Items from a data source
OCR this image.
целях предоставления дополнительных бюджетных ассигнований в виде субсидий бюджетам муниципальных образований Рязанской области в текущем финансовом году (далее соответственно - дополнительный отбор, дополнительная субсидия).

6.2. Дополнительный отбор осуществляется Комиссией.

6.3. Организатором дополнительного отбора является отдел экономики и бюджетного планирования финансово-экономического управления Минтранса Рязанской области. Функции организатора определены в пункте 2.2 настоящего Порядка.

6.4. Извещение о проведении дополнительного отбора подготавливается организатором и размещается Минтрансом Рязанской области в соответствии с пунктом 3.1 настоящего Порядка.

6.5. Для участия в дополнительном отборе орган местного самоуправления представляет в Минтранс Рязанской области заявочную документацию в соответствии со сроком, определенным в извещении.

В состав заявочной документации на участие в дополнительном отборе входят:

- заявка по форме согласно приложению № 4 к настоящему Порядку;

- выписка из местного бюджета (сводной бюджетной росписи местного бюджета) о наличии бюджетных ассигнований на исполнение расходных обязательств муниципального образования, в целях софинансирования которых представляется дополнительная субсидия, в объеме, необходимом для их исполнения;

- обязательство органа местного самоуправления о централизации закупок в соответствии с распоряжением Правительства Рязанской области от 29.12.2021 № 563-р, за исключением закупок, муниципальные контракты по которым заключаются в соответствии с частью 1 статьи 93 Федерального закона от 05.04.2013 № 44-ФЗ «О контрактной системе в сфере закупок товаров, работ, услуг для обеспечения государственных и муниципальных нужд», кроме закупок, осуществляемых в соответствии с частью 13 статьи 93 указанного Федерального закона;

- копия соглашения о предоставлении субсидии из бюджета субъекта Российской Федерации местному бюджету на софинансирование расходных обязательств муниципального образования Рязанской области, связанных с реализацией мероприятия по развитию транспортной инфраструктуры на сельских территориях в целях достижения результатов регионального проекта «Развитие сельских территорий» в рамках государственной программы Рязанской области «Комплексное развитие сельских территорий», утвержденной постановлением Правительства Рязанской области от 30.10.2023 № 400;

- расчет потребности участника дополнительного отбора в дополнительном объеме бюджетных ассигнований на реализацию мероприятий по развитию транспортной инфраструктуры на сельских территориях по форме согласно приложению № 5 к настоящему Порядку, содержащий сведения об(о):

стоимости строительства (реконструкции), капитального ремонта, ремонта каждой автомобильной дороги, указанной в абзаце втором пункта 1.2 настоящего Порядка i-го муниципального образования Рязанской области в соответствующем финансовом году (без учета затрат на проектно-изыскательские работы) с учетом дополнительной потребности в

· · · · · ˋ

▶ **WHAT YOU WILL DO**
Each line must be given again exactly as written above.

▶ **SOLUTION FOR THIS PROBLEM**
OCR this image.
целях предоставления дополнительных бюджетных ассигнований в виде субсидий бюджетам муниципальных образований Рязанской области в текущем финансовом году (далее соответственно - дополнительный отбор, дополнительная субсидия).

6.2. Дополнительный отбор осуществляется Комиссией.

6.3. Организатором дополнительного отбора является отдел экономики и бюджетного планирования финансово-экономического управления Минтранса Рязанской области. Функции организатора определены в пункте 2.2 настоящего Порядка.

6.4. Извещение о проведении дополнительного отбора подготавливается организатором и размещается Минтрансом Рязанской области в соответствии с пунктом 3.1 настоящего Порядка.

6.5. Для участия в дополнительном отборе орган местного самоуправления представляет в Минтранс Рязанской области заявочную документацию в соответствии со сроком, определенным в извещении.

В состав заявочной документации на участие в дополнительном отборе входят:

- заявка по форме согласно приложению № 4 к настоящему Порядку;

- выписка из местного бюджета (сводной бюджетной росписи местного бюджета) о наличии бюджетных ассигнований на исполнение расходных обязательств муниципального образования, в целях софинансирования которых представляется дополнительная субсидия, в объеме, необходимом для их исполнения;

- обязательство органа местного самоуправления о централизации закупок в соответствии с распоряжением Правительства Рязанской области от 29.12.2021 № 563-р, за исключением закупок, муниципальные контракты по которым заключаются в соответствии с частью 1 статьи 93 Федерального закона от 05.04.2013 № 44-ФЗ «О контрактной системе в сфере закупок товаров, работ, услуг для обеспечения государственных и муниципальных нужд», кроме закупок, осуществляемых в соответствии с частью 13 статьи 93 указанного Федерального закона;

- копия соглашения о предоставлении субсидии из бюджета субъекта Российской Федерации местному бюджету на софинансирование расходных обязательств муниципального образования Рязанской области, связанных с реализацией мероприятия по развитию транспортной инфраструктуры на сельских территориях в целях достижения результатов регионального проекта «Развитие сельских территорий» в рамках государственной программы Рязанской области «Комплексное развитие сельских территорий», утвержденной постановлением Правительства Рязанской области от 30.10.2023 № 400;

- расчет потребности участника дополнительного отбора в дополнительном объеме бюджетных ассигнований на реализацию мероприятий по развитию транспортной инфраструктуры на сельских территориях по форме согласно приложению № 5 к настоящему Порядку, содержащий сведения об(о):

стоимости строительства (реконструкции), капитального ремонта, ремонта каждой автомобильной дороги, указанной в абзаце втором пункта 1.2 настоящего Порядка i-го муниципального образования Рязанской области в соответствующем финансовом году (без учета затрат на проектно-изыскательские работы) с учетом дополнительной потребности в

· · · · · ˋ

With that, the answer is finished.